◆ **What you should do**: Copy each line of the records that contains the word "ΟΛΩΝ".

======== Data ========

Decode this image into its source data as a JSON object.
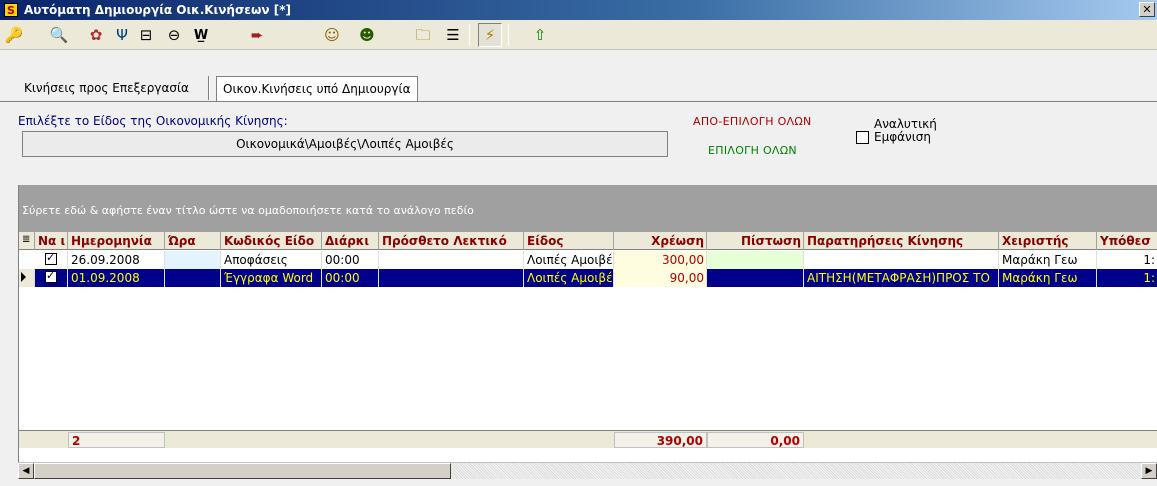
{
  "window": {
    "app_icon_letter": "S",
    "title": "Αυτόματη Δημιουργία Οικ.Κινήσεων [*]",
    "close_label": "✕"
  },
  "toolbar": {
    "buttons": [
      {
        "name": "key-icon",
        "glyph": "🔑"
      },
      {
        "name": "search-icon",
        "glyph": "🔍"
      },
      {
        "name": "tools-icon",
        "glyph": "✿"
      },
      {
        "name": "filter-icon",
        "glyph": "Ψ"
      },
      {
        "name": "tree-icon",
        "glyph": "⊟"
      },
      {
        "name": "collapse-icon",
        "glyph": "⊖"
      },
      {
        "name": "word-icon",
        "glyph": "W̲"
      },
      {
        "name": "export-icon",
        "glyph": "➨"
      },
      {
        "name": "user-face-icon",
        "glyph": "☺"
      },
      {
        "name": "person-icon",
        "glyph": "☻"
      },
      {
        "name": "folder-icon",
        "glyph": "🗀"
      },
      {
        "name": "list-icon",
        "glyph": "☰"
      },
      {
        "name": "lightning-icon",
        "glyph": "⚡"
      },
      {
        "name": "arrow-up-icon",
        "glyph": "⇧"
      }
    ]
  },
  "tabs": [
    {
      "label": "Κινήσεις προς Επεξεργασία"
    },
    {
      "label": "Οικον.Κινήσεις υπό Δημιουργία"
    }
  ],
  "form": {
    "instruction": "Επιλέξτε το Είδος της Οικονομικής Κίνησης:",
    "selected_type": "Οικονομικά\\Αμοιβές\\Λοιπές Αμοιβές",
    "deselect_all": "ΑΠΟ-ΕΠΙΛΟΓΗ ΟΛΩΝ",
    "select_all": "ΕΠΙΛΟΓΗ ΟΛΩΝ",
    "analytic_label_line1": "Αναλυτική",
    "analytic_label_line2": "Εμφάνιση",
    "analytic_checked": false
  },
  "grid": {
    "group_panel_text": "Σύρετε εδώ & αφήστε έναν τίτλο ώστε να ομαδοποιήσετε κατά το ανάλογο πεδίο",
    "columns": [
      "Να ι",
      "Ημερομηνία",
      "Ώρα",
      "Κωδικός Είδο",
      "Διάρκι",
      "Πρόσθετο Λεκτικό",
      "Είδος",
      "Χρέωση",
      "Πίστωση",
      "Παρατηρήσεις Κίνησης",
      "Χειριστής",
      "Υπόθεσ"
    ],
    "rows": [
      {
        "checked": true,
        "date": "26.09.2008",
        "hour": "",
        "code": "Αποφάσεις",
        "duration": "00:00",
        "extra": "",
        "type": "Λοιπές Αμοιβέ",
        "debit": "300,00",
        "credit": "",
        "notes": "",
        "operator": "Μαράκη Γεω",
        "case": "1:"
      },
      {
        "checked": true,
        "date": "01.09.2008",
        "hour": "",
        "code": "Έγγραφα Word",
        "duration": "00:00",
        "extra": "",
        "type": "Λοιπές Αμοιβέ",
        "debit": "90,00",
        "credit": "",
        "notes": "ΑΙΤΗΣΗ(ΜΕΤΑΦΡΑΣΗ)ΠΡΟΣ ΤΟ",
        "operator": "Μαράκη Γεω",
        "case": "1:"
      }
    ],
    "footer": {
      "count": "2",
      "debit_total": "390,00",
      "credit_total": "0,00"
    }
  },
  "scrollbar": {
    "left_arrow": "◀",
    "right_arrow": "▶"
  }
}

========
======== Data ========

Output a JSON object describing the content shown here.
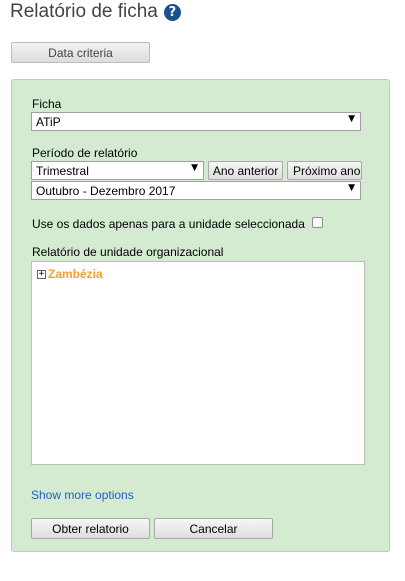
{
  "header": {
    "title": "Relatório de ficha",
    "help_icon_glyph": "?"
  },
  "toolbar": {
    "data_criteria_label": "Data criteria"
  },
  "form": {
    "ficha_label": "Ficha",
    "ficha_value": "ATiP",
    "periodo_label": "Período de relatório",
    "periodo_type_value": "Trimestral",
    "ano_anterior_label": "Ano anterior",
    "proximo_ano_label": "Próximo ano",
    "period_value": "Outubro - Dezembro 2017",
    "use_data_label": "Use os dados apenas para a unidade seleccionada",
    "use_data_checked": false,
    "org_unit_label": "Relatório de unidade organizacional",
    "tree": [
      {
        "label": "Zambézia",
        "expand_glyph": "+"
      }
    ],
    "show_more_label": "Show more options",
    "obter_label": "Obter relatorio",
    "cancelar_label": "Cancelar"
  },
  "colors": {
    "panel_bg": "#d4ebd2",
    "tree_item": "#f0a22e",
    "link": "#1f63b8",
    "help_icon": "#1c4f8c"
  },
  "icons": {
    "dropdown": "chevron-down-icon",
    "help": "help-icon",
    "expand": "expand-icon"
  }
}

========

◆ **Completed task**:
    "deselect_all": "ΑΠΟ-ΕΠΙΛΟΓΗ ΟΛΩΝ",
    "select_all": "ΕΠΙΛΟΓΗ ΟΛΩΝ",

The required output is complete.